#### EXTRACTED DATA
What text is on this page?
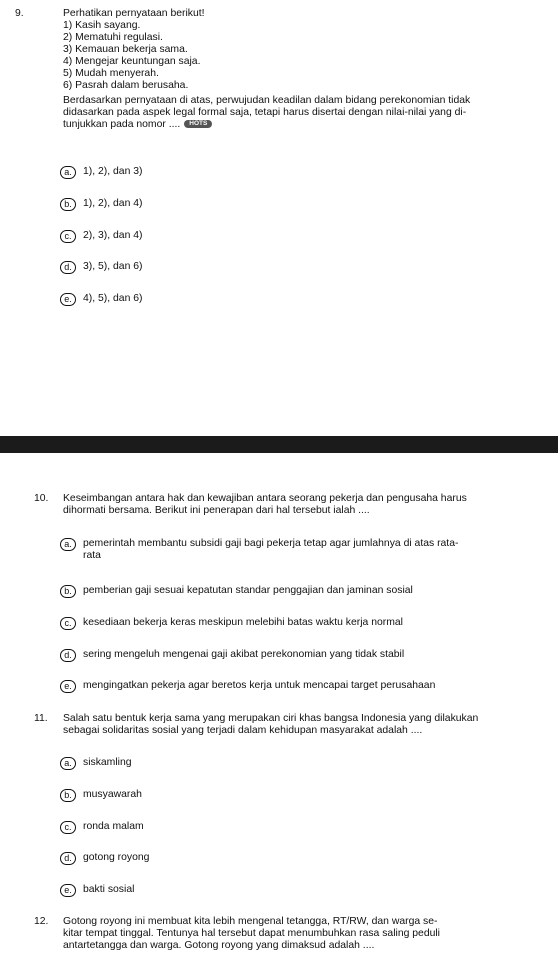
9.	Perhatikan pernyataan berikut!
1) Kasih sayang.
2) Mematuhi regulasi.
3) Kemauan bekerja sama.
4) Mengejar keuntungan saja.
5) Mudah menyerah.
6) Pasrah dalam berusaha.
Berdasarkan pernyataan di atas, perwujudan keadilan dalam bidang perekonomian tidak
didasarkan pada aspek legal formal saja, tetapi harus disertai dengan nilai-nilai yang di-
tunjukkan pada nomor .... HOTS
a.	1), 2), dan 3)
b.	1), 2), dan 4)
c.	2), 3), dan 4)
d.	3), 5), dan 6)
e.	4), 5), dan 6)
10. Keseimbangan antara hak dan kewajiban antara seorang pekerja dan pengusaha harus
dihormati bersama. Berikut ini penerapan dari hal tersebut ialah ....
a.	pemerintah membantu subsidi gaji bagi pekerja tetap agar jumlahnya di atas rata-
rata
b.	pemberian gaji sesuai kepatutan standar penggajian dan jaminan sosial
c.	kesediaan bekerja keras meskipun melebihi batas waktu kerja normal
d.	sering mengeluh mengenai gaji akibat perekonomian yang tidak stabil
e.	mengingatkan pekerja agar beretos kerja untuk mencapai target perusahaan
11. Salah satu bentuk kerja sama yang merupakan ciri khas bangsa Indonesia yang dilakukan
sebagai solidaritas sosial yang terjadi dalam kehidupan masyarakat adalah ....
a.	siskamling
b.	musyawarah
c.	ronda malam
d.	gotong royong
e.	bakti sosial
12. Gotong royong ini membuat kita lebih mengenal tetangga, RT/RW, dan warga se-
kitar tempat tinggal. Tentunya hal tersebut dapat menumbuhkan rasa saling peduli
antartetangga dan warga. Gotong royong yang dimaksud adalah ....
########
__WHAT IS EXPECTED__. Can the entries above be repeated exactly, without their pictures?

__OUTPUT FOR THIS EXERCISE__.
What text is on this page?
9.	Perhatikan pernyataan berikut!
1) Kasih sayang.
2) Mematuhi regulasi.
3) Kemauan bekerja sama.
4) Mengejar keuntungan saja.
5) Mudah menyerah.
6) Pasrah dalam berusaha.
Berdasarkan pernyataan di atas, perwujudan keadilan dalam bidang perekonomian tidak
didasarkan pada aspek legal formal saja, tetapi harus disertai dengan nilai-nilai yang di-
tunjukkan pada nomor .... HOTS
a.	1), 2), dan 3)
b.	1), 2), dan 4)
c.	2), 3), dan 4)
d.	3), 5), dan 6)
e.	4), 5), dan 6)
10. Keseimbangan antara hak dan kewajiban antara seorang pekerja dan pengusaha harus
dihormati bersama. Berikut ini penerapan dari hal tersebut ialah ....
a.	pemerintah membantu subsidi gaji bagi pekerja tetap agar jumlahnya di atas rata-
rata
b.	pemberian gaji sesuai kepatutan standar penggajian dan jaminan sosial
c.	kesediaan bekerja keras meskipun melebihi batas waktu kerja normal
d.	sering mengeluh mengenai gaji akibat perekonomian yang tidak stabil
e.	mengingatkan pekerja agar beretos kerja untuk mencapai target perusahaan
11. Salah satu bentuk kerja sama yang merupakan ciri khas bangsa Indonesia yang dilakukan
sebagai solidaritas sosial yang terjadi dalam kehidupan masyarakat adalah ....
a.	siskamling
b.	musyawarah
c.	ronda malam
d.	gotong royong
e.	bakti sosial
12. Gotong royong ini membuat kita lebih mengenal tetangga, RT/RW, dan warga se-
kitar tempat tinggal. Tentunya hal tersebut dapat menumbuhkan rasa saling peduli
antartetangga dan warga. Gotong royong yang dimaksud adalah ....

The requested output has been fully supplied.